## What to do
Below is a set of records. Repeat all of them exactly.
□ □ □ □
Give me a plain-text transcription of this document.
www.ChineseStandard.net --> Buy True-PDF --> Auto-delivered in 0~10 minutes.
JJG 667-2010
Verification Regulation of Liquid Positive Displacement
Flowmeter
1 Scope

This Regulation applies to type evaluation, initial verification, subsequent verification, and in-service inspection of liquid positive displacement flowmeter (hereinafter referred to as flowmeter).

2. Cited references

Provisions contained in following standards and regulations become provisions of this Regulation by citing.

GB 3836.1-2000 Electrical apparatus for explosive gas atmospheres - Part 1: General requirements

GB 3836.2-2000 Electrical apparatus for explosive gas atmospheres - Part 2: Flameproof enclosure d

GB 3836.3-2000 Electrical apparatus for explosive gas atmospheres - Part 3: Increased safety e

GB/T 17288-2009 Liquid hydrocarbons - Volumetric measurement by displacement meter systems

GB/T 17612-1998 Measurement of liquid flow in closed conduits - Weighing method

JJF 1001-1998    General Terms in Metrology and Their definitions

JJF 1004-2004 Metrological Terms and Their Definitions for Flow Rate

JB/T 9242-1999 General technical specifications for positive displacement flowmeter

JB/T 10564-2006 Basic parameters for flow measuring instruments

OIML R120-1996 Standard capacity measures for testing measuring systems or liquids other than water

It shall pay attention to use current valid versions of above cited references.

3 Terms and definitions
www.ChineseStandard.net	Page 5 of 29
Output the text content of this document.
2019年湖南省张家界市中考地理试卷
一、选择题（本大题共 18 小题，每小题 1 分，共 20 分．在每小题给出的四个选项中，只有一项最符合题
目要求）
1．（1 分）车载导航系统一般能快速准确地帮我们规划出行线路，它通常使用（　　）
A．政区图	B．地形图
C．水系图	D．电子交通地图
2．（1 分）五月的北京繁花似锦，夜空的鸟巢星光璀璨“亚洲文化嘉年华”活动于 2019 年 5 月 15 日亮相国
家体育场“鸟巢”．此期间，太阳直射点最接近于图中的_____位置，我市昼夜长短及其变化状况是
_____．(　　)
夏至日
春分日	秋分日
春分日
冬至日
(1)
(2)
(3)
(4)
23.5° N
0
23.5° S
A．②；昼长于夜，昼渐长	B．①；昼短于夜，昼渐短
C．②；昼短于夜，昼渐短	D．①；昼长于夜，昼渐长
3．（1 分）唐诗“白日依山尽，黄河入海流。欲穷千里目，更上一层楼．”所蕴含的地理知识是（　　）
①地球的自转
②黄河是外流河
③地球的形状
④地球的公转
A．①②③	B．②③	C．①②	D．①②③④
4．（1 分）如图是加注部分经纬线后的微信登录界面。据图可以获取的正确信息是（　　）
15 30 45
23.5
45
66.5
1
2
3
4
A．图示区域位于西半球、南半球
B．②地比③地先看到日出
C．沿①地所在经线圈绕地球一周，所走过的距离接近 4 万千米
□ □ □ □
## Task output
Give me a plain-text transcription of this document.
www.ChineseStandard.net --> Buy True-PDF --> Auto-delivered in 0~10 minutes.
JJG 667-2010
Verification Regulation of Liquid Positive Displacement
Flowmeter
1 Scope

This Regulation applies to type evaluation, initial verification, subsequent verification, and in-service inspection of liquid positive displacement flowmeter (hereinafter referred to as flowmeter).

2. Cited references

Provisions contained in following standards and regulations become provisions of this Regulation by citing.

GB 3836.1-2000 Electrical apparatus for explosive gas atmospheres - Part 1: General requirements

GB 3836.2-2000 Electrical apparatus for explosive gas atmospheres - Part 2: Flameproof enclosure d

GB 3836.3-2000 Electrical apparatus for explosive gas atmospheres - Part 3: Increased safety e

GB/T 17288-2009 Liquid hydrocarbons - Volumetric measurement by displacement meter systems

GB/T 17612-1998 Measurement of liquid flow in closed conduits - Weighing method

JJF 1001-1998    General Terms in Metrology and Their definitions

JJF 1004-2004 Metrological Terms and Their Definitions for Flow Rate

JB/T 9242-1999 General technical specifications for positive displacement flowmeter

JB/T 10564-2006 Basic parameters for flow measuring instruments

OIML R120-1996 Standard capacity measures for testing measuring systems or liquids other than water

It shall pay attention to use current valid versions of above cited references.

3 Terms and definitions
www.ChineseStandard.net	Page 5 of 29
Output the text content of this document.
2019年湖南省张家界市中考地理试卷
一、选择题（本大题共 18 小题，每小题 1 分，共 20 分．在每小题给出的四个选项中，只有一项最符合题
目要求）
1．（1 分）车载导航系统一般能快速准确地帮我们规划出行线路，它通常使用（　　）
A．政区图	B．地形图
C．水系图	D．电子交通地图
2．（1 分）五月的北京繁花似锦，夜空的鸟巢星光璀璨“亚洲文化嘉年华”活动于 2019 年 5 月 15 日亮相国
家体育场“鸟巢”．此期间，太阳直射点最接近于图中的_____位置，我市昼夜长短及其变化状况是
_____．(　　)
夏至日
春分日	秋分日
春分日
冬至日
(1)
(2)
(3)
(4)
23.5° N
0
23.5° S
A．②；昼长于夜，昼渐长	B．①；昼短于夜，昼渐短
C．②；昼短于夜，昼渐短	D．①；昼长于夜，昼渐长
3．（1 分）唐诗“白日依山尽，黄河入海流。欲穷千里目，更上一层楼．”所蕴含的地理知识是（　　）
①地球的自转
②黄河是外流河
③地球的形状
④地球的公转
A．①②③	B．②③	C．①②	D．①②③④
4．（1 分）如图是加注部分经纬线后的微信登录界面。据图可以获取的正确信息是（　　）
15 30 45
23.5
45
66.5
1
2
3
4
A．图示区域位于西半球、南半球
B．②地比③地先看到日出
C．沿①地所在经线圈绕地球一周，所走过的距离接近 4 万千米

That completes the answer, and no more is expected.